TEXTE DU DOCUMENT
══════

19 décembre 2014 à 19:03

Père-Noël,

    Je me suis toujours adressée à toi comme à un Dieu. Je n'ai nulle croix autour du cou ni même dans le coeur. Jusqu'à mes initiales, je suis Athée.
    Petite, je m'inspirais des catalogues de jouets pour me créer des besoins. J'ai eu mes petites frustrations quand mes voeux n'étaient pas exaucés; bien que j'ai eu Rufo puis "Mon vrai bébé", objets que l'enfant que j'étais désirais ardemment.

    On te décrit comme un homme bon qui ouvre ses bras une seule fois par an. Je suis venue au monde quelques heures avant le jour de ton règne sur la terre. J'ai ainsi la chance d'être comblée la veille. J'associe mon anniversaire à la maie de Noël : les Hommes sont euphoriques en partie pour moi, ils dînent abondement et trinquent quand je souffle mes bougies.

══════

OBJECTIF 1
Repère puis recopie chaque ligne ci-dessous où figure la chaîne « data ». Tiens compte de la casse.

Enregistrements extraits
══════

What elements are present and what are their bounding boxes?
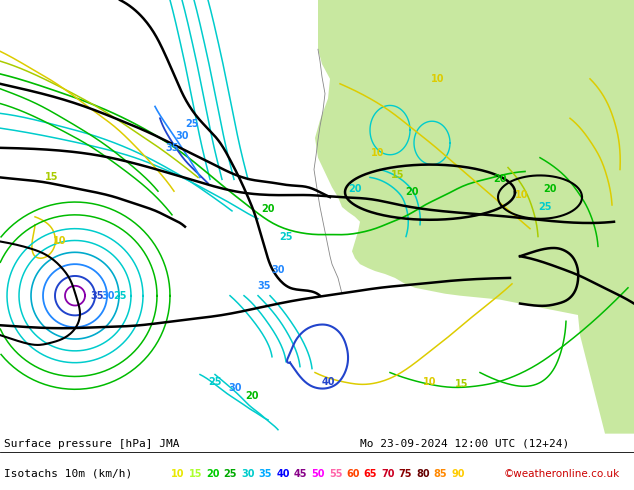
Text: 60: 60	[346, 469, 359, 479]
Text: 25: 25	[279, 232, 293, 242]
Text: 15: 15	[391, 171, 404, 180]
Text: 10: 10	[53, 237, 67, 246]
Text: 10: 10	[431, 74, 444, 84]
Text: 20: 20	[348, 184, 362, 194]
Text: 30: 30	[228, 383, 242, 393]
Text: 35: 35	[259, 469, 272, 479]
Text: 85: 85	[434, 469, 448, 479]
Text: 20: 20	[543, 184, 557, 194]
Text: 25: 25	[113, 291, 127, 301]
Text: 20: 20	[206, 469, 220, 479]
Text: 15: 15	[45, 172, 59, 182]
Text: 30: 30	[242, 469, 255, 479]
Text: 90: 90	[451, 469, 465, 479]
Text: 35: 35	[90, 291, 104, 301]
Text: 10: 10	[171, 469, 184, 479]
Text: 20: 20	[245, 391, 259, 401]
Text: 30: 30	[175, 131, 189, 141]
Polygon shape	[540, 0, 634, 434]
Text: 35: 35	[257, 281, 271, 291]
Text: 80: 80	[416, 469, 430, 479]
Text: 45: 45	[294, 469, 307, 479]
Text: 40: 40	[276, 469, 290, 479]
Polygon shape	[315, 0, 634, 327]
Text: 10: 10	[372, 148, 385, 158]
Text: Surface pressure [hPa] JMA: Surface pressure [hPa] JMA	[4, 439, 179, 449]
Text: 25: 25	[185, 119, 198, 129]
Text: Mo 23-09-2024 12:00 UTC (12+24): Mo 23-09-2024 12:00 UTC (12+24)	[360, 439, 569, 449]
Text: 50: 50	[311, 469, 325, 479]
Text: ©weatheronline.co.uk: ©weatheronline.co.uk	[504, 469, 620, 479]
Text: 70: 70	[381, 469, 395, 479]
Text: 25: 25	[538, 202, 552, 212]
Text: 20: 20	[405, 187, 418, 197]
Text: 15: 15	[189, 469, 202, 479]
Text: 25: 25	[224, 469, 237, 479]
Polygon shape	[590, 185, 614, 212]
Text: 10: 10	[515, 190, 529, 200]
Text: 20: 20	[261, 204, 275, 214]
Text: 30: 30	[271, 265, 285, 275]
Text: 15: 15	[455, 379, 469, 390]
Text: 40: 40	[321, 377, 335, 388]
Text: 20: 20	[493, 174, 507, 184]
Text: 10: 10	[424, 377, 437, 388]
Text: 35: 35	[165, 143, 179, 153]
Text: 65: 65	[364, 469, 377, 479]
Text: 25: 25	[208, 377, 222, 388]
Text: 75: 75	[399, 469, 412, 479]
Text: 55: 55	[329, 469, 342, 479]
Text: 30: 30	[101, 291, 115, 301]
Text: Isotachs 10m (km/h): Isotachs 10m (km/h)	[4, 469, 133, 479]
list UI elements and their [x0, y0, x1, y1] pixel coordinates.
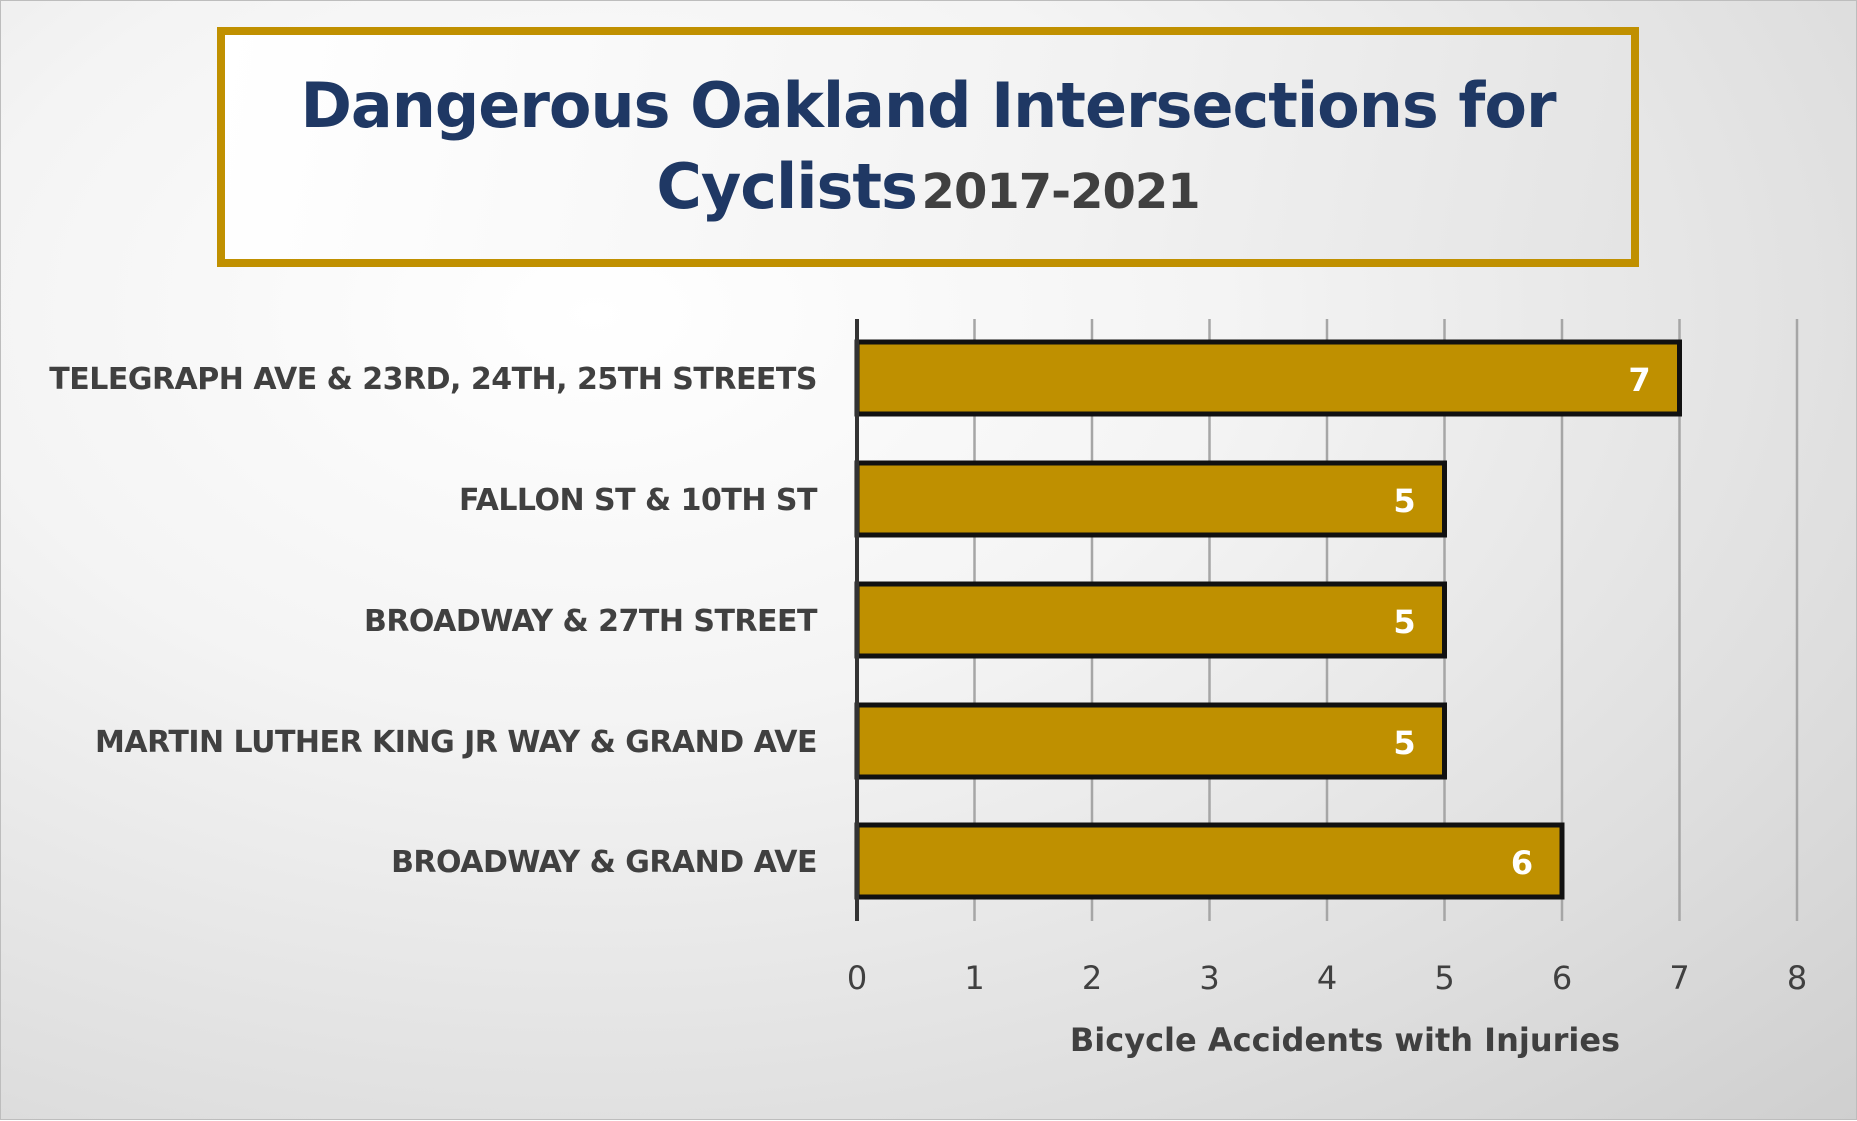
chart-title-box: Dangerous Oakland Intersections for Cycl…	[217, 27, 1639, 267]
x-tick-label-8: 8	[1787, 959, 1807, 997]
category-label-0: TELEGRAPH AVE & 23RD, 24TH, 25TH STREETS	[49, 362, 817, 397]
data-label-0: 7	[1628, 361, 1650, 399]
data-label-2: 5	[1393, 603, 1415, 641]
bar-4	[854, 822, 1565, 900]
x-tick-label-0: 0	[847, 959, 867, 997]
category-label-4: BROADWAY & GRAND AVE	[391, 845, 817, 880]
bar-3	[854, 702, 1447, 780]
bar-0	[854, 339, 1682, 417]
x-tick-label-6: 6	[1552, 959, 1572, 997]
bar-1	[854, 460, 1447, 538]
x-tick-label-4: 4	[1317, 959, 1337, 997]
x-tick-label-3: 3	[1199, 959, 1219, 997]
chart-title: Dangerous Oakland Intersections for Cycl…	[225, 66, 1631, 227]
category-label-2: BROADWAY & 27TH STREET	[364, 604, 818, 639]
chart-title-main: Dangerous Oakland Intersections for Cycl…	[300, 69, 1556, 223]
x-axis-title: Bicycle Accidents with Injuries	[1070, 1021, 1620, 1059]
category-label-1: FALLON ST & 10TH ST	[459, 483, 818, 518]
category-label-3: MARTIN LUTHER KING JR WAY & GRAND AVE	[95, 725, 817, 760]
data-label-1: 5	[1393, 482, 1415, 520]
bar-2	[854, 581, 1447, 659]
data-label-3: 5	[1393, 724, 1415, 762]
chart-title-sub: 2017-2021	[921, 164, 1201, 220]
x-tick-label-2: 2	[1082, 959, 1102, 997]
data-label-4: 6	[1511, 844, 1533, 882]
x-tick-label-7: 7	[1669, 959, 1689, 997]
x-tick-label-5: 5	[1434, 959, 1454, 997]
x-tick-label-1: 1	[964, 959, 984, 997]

══════

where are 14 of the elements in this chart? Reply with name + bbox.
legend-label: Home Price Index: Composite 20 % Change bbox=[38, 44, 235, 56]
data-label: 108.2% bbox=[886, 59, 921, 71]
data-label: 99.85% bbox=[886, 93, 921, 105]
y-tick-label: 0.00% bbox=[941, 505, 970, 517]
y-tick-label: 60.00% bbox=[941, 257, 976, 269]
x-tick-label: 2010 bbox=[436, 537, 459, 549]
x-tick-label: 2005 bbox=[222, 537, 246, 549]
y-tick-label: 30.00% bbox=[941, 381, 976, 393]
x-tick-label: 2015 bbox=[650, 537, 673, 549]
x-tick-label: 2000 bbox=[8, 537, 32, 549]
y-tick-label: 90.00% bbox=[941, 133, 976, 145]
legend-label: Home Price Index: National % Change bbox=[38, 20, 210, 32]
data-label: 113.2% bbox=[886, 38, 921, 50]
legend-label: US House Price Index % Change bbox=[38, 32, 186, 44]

══════

OBJECTIF 2
Prolonge la lettre au Père Noël ci-dessus en reprenant juste après sa dernière phrase.

CORRIGÉ DE L'EXERCICE 1
data-label-0: 7	[1628, 361, 1650, 399]
data-label-2: 5	[1393, 603, 1415, 641]
data-label-1: 5	[1393, 482, 1415, 520]
data-label-3: 5	[1393, 724, 1415, 762]
data-label-4: 6	[1511, 844, 1533, 882]
data-label: 108.2% bbox=[886, 59, 921, 71]
data-label: 99.85% bbox=[886, 93, 921, 105]
data-label: 113.2% bbox=[886, 38, 921, 50]

CORRIGÉ DE L'EXERCICE 2
    Je partageais mon bonheur avec mon frère et ma soeur au petit matin, nous étions de nouveau sur un socle d'égalité. Je redevenais celle du milieu, à part entière mais qui aurait aimé se faire minuscule une fois à table avec toute la famille. Quand toi tu te reposais de ta longue nuit de labeur, moi, j'encaissais les coups bas qu'on m'avait gardé au chaud 24 petites heures. Mamie me défendait, demandant grâce quand enfin je pleurais.

    Je pensais que tous les Noëls de ma vie seraient les mêmes mais j'ai esquivée le dernier. Je ne voulais plus mastiquer les mêmes bouts de colère gratuite. Je pense que j'avais été bien sage cette année-là, mon mutisme était plus fort que l'acharnement d'en face. Ai-je pourtant eu raison ?
    Si tu m'avais dis que Pépé allait mourir trois semaines plus tard, je serais venu profiter de sa présence une dernière fois. Papa a trouvé l'alcool mauvais et préférait pleurer dans sa chambre tout seul. Peut-être que j'ai eu tort.
    Je ne me souviens plus de mes cadeaux, mais de ce que j'ai perdu et j'avais perdu l'amour. Je t'ai demandé de me le rendre mais tu l'as laissé à quelqu'un d'autre. J'ignorais que le Père-Noël pouvait être aussi injuste parfois.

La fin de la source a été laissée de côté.